GIVEN TASK
Set all the material down again unchanged, without the pictures.

RECORDED INFORMATION
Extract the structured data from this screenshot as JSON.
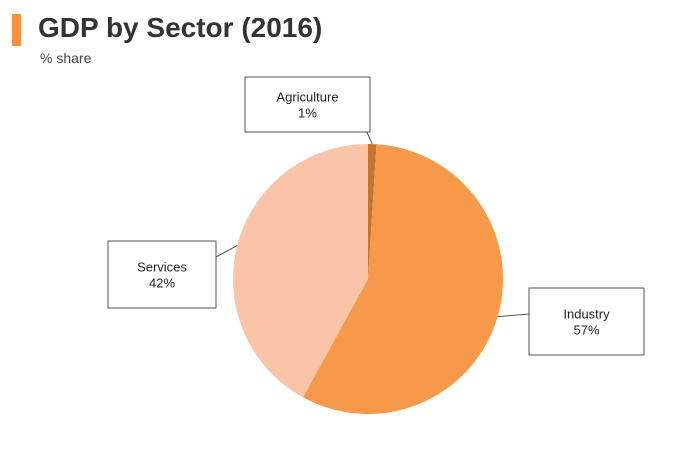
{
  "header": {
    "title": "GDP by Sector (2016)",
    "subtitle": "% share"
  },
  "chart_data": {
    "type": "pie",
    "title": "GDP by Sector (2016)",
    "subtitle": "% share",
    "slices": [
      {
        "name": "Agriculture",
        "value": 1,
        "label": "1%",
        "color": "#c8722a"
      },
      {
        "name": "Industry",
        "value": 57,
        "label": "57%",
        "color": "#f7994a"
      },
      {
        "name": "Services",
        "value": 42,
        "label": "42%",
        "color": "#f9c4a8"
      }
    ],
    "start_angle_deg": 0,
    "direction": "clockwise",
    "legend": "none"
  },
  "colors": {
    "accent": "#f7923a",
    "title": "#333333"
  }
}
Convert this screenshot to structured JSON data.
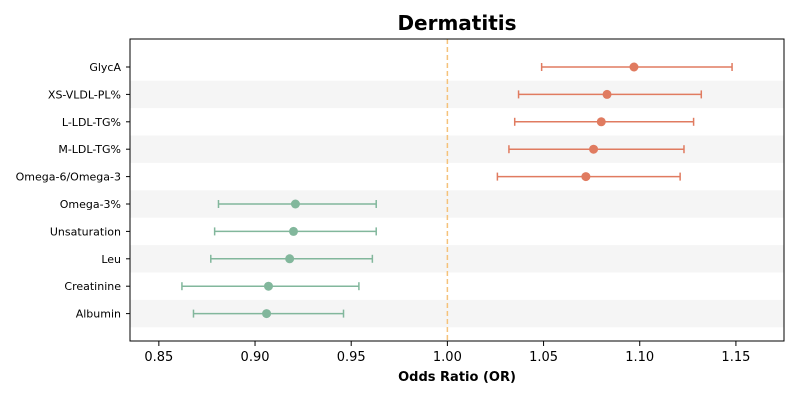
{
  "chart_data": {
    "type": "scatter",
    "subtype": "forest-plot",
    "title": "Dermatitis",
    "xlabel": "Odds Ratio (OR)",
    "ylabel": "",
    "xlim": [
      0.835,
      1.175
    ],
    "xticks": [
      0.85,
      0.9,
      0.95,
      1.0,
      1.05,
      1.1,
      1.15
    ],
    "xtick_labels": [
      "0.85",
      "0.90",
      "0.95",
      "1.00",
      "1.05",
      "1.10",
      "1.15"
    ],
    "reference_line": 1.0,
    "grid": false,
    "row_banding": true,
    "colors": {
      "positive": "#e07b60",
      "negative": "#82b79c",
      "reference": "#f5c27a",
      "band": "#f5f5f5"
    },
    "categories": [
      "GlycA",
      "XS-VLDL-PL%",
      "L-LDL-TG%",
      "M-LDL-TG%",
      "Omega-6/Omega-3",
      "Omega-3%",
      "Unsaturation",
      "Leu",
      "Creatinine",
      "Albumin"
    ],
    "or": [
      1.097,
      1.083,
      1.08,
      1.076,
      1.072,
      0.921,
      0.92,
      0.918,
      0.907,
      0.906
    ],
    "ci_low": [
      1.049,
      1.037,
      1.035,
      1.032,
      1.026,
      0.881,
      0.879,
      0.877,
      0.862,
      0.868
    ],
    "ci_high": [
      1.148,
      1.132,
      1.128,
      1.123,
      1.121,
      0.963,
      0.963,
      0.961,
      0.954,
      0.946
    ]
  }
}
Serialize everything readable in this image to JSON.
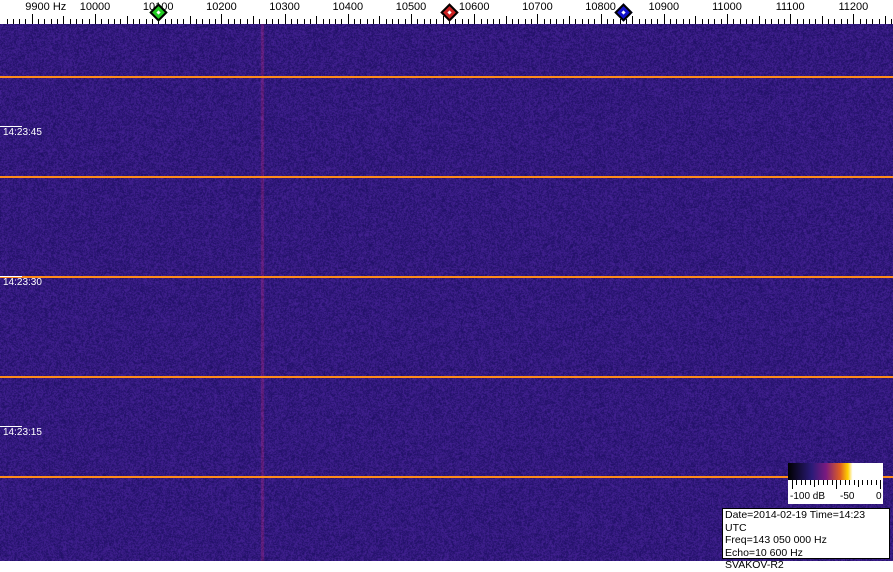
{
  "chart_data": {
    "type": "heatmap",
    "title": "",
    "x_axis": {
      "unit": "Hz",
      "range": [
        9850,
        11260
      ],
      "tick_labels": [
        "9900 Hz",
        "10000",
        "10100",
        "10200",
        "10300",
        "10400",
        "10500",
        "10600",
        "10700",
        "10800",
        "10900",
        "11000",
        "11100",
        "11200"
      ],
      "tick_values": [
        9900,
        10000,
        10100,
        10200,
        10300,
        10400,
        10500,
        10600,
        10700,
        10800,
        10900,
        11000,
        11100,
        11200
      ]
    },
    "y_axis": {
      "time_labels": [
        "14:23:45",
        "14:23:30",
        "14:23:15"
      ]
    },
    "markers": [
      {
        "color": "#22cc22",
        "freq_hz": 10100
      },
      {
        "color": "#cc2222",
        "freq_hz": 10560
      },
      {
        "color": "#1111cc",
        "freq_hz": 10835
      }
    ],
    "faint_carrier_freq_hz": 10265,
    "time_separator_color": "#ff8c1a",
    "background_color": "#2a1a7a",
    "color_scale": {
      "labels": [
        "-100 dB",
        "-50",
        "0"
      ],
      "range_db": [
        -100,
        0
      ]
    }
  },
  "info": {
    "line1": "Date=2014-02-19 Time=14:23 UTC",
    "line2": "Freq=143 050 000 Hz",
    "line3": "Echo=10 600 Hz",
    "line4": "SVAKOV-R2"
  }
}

THE RESULT
Extract the structured data from this screenshot as JSON.
{
  "header": {
    "title": "GDP by Sector (2016)",
    "subtitle": "% share"
  },
  "chart_data": {
    "type": "pie",
    "title": "GDP by Sector (2016)",
    "subtitle": "% share",
    "slices": [
      {
        "name": "Agriculture",
        "value": 1,
        "label": "1%",
        "color": "#c8722a"
      },
      {
        "name": "Industry",
        "value": 57,
        "label": "57%",
        "color": "#f7994a"
      },
      {
        "name": "Services",
        "value": 42,
        "label": "42%",
        "color": "#f9c4a8"
      }
    ],
    "start_angle_deg": 0,
    "direction": "clockwise",
    "legend": "none"
  },
  "colors": {
    "accent": "#f7923a",
    "title": "#333333"
  }
}
Convert this screenshot to structured JSON data.
{
  "chart_data": {
    "type": "scatter",
    "subtype": "forest-plot",
    "title": "Dermatitis",
    "xlabel": "Odds Ratio (OR)",
    "ylabel": "",
    "xlim": [
      0.835,
      1.175
    ],
    "xticks": [
      0.85,
      0.9,
      0.95,
      1.0,
      1.05,
      1.1,
      1.15
    ],
    "xtick_labels": [
      "0.85",
      "0.90",
      "0.95",
      "1.00",
      "1.05",
      "1.10",
      "1.15"
    ],
    "reference_line": 1.0,
    "grid": false,
    "row_banding": true,
    "colors": {
      "positive": "#e07b60",
      "negative": "#82b79c",
      "reference": "#f5c27a",
      "band": "#f5f5f5"
    },
    "categories": [
      "GlycA",
      "XS-VLDL-PL%",
      "L-LDL-TG%",
      "M-LDL-TG%",
      "Omega-6/Omega-3",
      "Omega-3%",
      "Unsaturation",
      "Leu",
      "Creatinine",
      "Albumin"
    ],
    "or": [
      1.097,
      1.083,
      1.08,
      1.076,
      1.072,
      0.921,
      0.92,
      0.918,
      0.907,
      0.906
    ],
    "ci_low": [
      1.049,
      1.037,
      1.035,
      1.032,
      1.026,
      0.881,
      0.879,
      0.877,
      0.862,
      0.868
    ],
    "ci_high": [
      1.148,
      1.132,
      1.128,
      1.123,
      1.121,
      0.963,
      0.963,
      0.961,
      0.954,
      0.946
    ]
  }
}
Serialize everything readable in this image to JSON.
{
  "chart_data": {
    "type": "heatmap",
    "title": "",
    "x_axis": {
      "unit": "Hz",
      "range": [
        9850,
        11260
      ],
      "tick_labels": [
        "9900 Hz",
        "10000",
        "10100",
        "10200",
        "10300",
        "10400",
        "10500",
        "10600",
        "10700",
        "10800",
        "10900",
        "11000",
        "11100",
        "11200"
      ],
      "tick_values": [
        9900,
        10000,
        10100,
        10200,
        10300,
        10400,
        10500,
        10600,
        10700,
        10800,
        10900,
        11000,
        11100,
        11200
      ]
    },
    "y_axis": {
      "time_labels": [
        "14:23:45",
        "14:23:30",
        "14:23:15"
      ]
    },
    "markers": [
      {
        "color": "#22cc22",
        "freq_hz": 10100
      },
      {
        "color": "#cc2222",
        "freq_hz": 10560
      },
      {
        "color": "#1111cc",
        "freq_hz": 10835
      }
    ],
    "faint_carrier_freq_hz": 10265,
    "time_separator_color": "#ff8c1a",
    "background_color": "#2a1a7a",
    "color_scale": {
      "labels": [
        "-100 dB",
        "-50",
        "0"
      ],
      "range_db": [
        -100,
        0
      ]
    }
  },
  "info": {
    "line1": "Date=2014-02-19 Time=14:23 UTC",
    "line2": "Freq=143 050 000 Hz",
    "line3": "Echo=10 600 Hz",
    "line4": "SVAKOV-R2"
  }
}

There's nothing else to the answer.